*EXERCISE*: Count every line below that contains "JSON", then state the total with no other output.

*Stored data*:
#####

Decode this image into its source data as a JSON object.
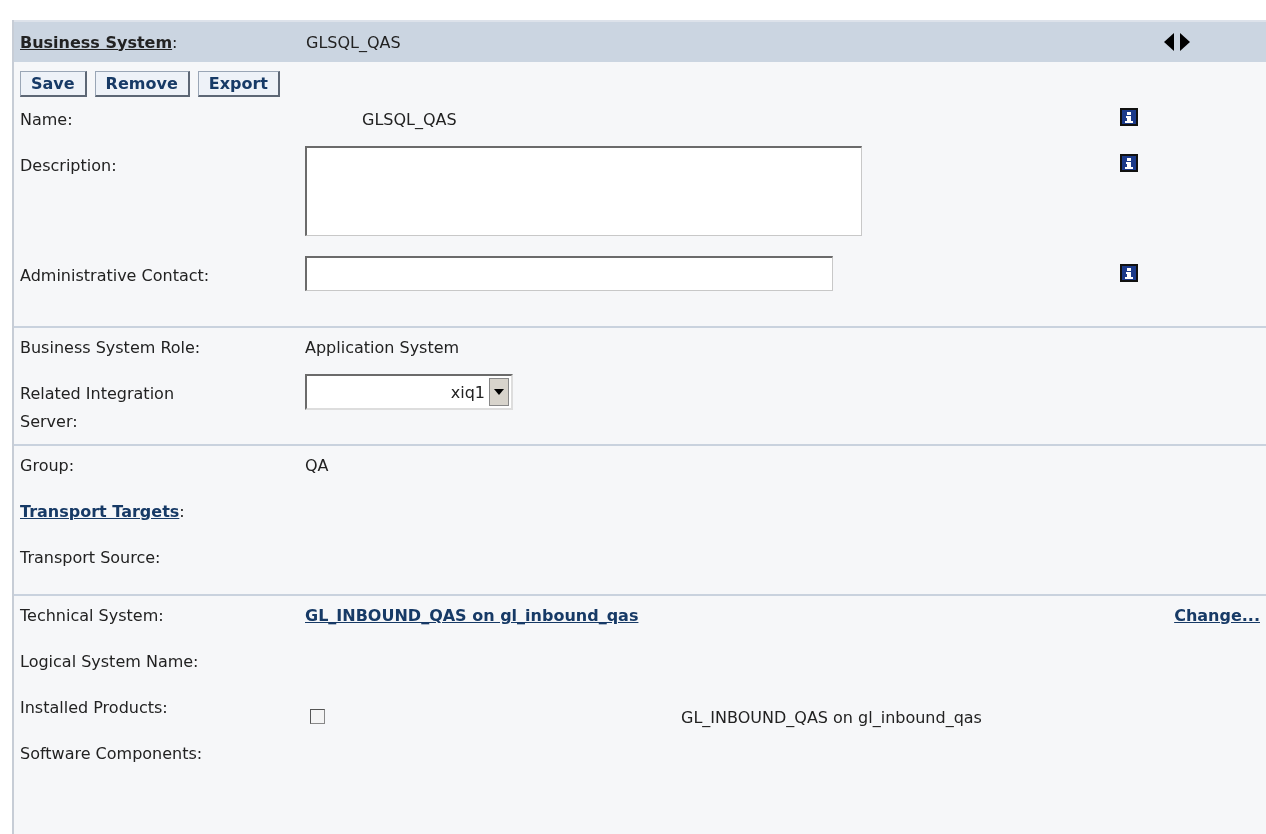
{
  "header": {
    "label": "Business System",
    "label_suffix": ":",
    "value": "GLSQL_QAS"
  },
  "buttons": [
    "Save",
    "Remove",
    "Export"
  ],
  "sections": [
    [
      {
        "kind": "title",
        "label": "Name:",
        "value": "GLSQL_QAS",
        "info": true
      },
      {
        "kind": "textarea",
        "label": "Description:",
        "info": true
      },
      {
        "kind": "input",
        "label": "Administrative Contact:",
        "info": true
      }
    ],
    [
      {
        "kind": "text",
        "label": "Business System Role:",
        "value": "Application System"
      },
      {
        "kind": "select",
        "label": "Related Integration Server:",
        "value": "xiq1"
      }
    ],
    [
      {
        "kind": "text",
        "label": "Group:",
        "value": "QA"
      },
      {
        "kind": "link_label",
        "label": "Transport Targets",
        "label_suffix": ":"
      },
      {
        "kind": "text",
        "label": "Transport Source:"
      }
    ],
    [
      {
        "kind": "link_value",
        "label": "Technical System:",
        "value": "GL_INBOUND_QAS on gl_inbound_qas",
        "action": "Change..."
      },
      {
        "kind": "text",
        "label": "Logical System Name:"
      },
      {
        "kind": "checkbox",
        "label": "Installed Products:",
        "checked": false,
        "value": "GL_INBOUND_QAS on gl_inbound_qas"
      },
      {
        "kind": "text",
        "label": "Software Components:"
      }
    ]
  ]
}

#####

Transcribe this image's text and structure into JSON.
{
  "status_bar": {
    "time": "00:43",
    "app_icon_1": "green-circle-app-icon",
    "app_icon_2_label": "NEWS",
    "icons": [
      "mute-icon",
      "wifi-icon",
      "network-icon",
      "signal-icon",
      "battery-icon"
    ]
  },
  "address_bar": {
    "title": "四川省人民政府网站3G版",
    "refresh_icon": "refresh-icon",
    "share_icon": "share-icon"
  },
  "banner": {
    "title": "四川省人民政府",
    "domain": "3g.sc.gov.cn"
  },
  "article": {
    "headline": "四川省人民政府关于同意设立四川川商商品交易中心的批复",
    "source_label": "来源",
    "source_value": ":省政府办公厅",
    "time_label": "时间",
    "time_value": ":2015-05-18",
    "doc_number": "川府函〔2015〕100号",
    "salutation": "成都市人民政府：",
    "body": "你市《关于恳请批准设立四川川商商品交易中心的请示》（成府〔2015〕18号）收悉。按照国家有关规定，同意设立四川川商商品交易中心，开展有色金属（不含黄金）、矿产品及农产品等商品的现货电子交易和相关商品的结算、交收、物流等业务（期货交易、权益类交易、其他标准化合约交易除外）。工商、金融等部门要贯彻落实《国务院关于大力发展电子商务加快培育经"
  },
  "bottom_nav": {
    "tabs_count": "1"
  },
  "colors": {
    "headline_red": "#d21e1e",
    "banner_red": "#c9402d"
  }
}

#####

*OUTPUT FOR THIS TASK*: 2